**WHAT IS BEING ASKED:** Each record must be retyped in full. No character may differ.

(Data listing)

• • • •

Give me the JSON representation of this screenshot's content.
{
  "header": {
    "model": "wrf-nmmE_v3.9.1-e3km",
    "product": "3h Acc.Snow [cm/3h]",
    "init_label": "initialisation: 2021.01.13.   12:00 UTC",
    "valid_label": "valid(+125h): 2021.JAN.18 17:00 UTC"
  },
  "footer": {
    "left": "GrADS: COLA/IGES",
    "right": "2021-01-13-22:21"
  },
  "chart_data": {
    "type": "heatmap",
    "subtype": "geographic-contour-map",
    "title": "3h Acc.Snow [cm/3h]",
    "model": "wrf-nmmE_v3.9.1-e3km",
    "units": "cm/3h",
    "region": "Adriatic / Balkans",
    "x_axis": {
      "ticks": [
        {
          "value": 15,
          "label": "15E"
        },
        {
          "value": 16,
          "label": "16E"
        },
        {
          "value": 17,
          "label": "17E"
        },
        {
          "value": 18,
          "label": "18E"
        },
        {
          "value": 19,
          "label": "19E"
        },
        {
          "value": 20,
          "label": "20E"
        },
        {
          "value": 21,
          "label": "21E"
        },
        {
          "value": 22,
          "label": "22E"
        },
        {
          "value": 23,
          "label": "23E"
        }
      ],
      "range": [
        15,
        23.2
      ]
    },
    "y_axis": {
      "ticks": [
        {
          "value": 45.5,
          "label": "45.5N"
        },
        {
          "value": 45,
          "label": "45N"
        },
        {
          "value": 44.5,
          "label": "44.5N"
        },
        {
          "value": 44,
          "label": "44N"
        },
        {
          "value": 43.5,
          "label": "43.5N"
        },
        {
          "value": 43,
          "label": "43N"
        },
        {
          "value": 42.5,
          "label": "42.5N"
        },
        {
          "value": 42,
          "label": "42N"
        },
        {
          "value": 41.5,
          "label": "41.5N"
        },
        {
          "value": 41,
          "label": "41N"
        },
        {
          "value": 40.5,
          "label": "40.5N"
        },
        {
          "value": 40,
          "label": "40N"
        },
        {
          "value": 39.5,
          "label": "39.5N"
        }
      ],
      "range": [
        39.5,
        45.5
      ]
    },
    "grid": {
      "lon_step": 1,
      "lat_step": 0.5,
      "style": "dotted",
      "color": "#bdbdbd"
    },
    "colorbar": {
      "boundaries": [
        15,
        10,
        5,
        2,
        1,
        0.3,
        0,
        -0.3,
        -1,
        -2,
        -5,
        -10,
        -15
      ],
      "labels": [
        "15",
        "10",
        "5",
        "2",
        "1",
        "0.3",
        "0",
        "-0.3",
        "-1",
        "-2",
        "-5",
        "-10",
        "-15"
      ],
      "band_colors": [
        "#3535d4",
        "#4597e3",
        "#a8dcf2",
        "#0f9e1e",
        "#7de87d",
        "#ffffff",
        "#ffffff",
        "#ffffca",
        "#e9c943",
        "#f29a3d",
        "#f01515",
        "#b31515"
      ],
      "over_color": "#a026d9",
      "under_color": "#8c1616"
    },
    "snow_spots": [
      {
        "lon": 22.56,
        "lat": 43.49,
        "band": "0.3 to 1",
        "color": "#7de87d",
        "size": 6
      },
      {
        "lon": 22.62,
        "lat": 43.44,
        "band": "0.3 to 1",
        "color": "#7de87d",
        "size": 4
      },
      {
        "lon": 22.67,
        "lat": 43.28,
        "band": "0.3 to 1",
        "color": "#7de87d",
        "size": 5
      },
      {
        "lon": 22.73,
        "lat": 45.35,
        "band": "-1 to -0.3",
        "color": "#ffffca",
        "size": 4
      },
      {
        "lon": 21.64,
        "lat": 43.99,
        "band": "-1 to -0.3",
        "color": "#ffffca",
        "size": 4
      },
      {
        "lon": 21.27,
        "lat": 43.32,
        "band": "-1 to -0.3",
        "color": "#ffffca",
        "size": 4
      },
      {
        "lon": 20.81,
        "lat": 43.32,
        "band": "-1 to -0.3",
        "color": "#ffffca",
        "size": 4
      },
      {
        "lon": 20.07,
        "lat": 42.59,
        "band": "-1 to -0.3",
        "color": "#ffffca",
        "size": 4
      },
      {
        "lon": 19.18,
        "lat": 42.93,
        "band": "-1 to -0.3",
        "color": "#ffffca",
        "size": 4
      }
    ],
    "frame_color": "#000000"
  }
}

• • • •

**COMPLETE OUTPUT:**
Give me the JSON representation of this screenshot's content.
{
  "header": {
    "model": "wrf-nmmE_v3.9.1-e3km",
    "product": "3h Acc.Snow [cm/3h]",
    "init_label": "initialisation: 2021.01.13.   12:00 UTC",
    "valid_label": "valid(+125h): 2021.JAN.18 17:00 UTC"
  },
  "footer": {
    "left": "GrADS: COLA/IGES",
    "right": "2021-01-13-22:21"
  },
  "chart_data": {
    "type": "heatmap",
    "subtype": "geographic-contour-map",
    "title": "3h Acc.Snow [cm/3h]",
    "model": "wrf-nmmE_v3.9.1-e3km",
    "units": "cm/3h",
    "region": "Adriatic / Balkans",
    "x_axis": {
      "ticks": [
        {
          "value": 15,
          "label": "15E"
        },
        {
          "value": 16,
          "label": "16E"
        },
        {
          "value": 17,
          "label": "17E"
        },
        {
          "value": 18,
          "label": "18E"
        },
        {
          "value": 19,
          "label": "19E"
        },
        {
          "value": 20,
          "label": "20E"
        },
        {
          "value": 21,
          "label": "21E"
        },
        {
          "value": 22,
          "label": "22E"
        },
        {
          "value": 23,
          "label": "23E"
        }
      ],
      "range": [
        15,
        23.2
      ]
    },
    "y_axis": {
      "ticks": [
        {
          "value": 45.5,
          "label": "45.5N"
        },
        {
          "value": 45,
          "label": "45N"
        },
        {
          "value": 44.5,
          "label": "44.5N"
        },
        {
          "value": 44,
          "label": "44N"
        },
        {
          "value": 43.5,
          "label": "43.5N"
        },
        {
          "value": 43,
          "label": "43N"
        },
        {
          "value": 42.5,
          "label": "42.5N"
        },
        {
          "value": 42,
          "label": "42N"
        },
        {
          "value": 41.5,
          "label": "41.5N"
        },
        {
          "value": 41,
          "label": "41N"
        },
        {
          "value": 40.5,
          "label": "40.5N"
        },
        {
          "value": 40,
          "label": "40N"
        },
        {
          "value": 39.5,
          "label": "39.5N"
        }
      ],
      "range": [
        39.5,
        45.5
      ]
    },
    "grid": {
      "lon_step": 1,
      "lat_step": 0.5,
      "style": "dotted",
      "color": "#bdbdbd"
    },
    "colorbar": {
      "boundaries": [
        15,
        10,
        5,
        2,
        1,
        0.3,
        0,
        -0.3,
        -1,
        -2,
        -5,
        -10,
        -15
      ],
      "labels": [
        "15",
        "10",
        "5",
        "2",
        "1",
        "0.3",
        "0",
        "-0.3",
        "-1",
        "-2",
        "-5",
        "-10",
        "-15"
      ],
      "band_colors": [
        "#3535d4",
        "#4597e3",
        "#a8dcf2",
        "#0f9e1e",
        "#7de87d",
        "#ffffff",
        "#ffffff",
        "#ffffca",
        "#e9c943",
        "#f29a3d",
        "#f01515",
        "#b31515"
      ],
      "over_color": "#a026d9",
      "under_color": "#8c1616"
    },
    "snow_spots": [
      {
        "lon": 22.56,
        "lat": 43.49,
        "band": "0.3 to 1",
        "color": "#7de87d",
        "size": 6
      },
      {
        "lon": 22.62,
        "lat": 43.44,
        "band": "0.3 to 1",
        "color": "#7de87d",
        "size": 4
      },
      {
        "lon": 22.67,
        "lat": 43.28,
        "band": "0.3 to 1",
        "color": "#7de87d",
        "size": 5
      },
      {
        "lon": 22.73,
        "lat": 45.35,
        "band": "-1 to -0.3",
        "color": "#ffffca",
        "size": 4
      },
      {
        "lon": 21.64,
        "lat": 43.99,
        "band": "-1 to -0.3",
        "color": "#ffffca",
        "size": 4
      },
      {
        "lon": 21.27,
        "lat": 43.32,
        "band": "-1 to -0.3",
        "color": "#ffffca",
        "size": 4
      },
      {
        "lon": 20.81,
        "lat": 43.32,
        "band": "-1 to -0.3",
        "color": "#ffffca",
        "size": 4
      },
      {
        "lon": 20.07,
        "lat": 42.59,
        "band": "-1 to -0.3",
        "color": "#ffffca",
        "size": 4
      },
      {
        "lon": 19.18,
        "lat": 42.93,
        "band": "-1 to -0.3",
        "color": "#ffffca",
        "size": 4
      }
    ],
    "frame_color": "#000000"
  }
}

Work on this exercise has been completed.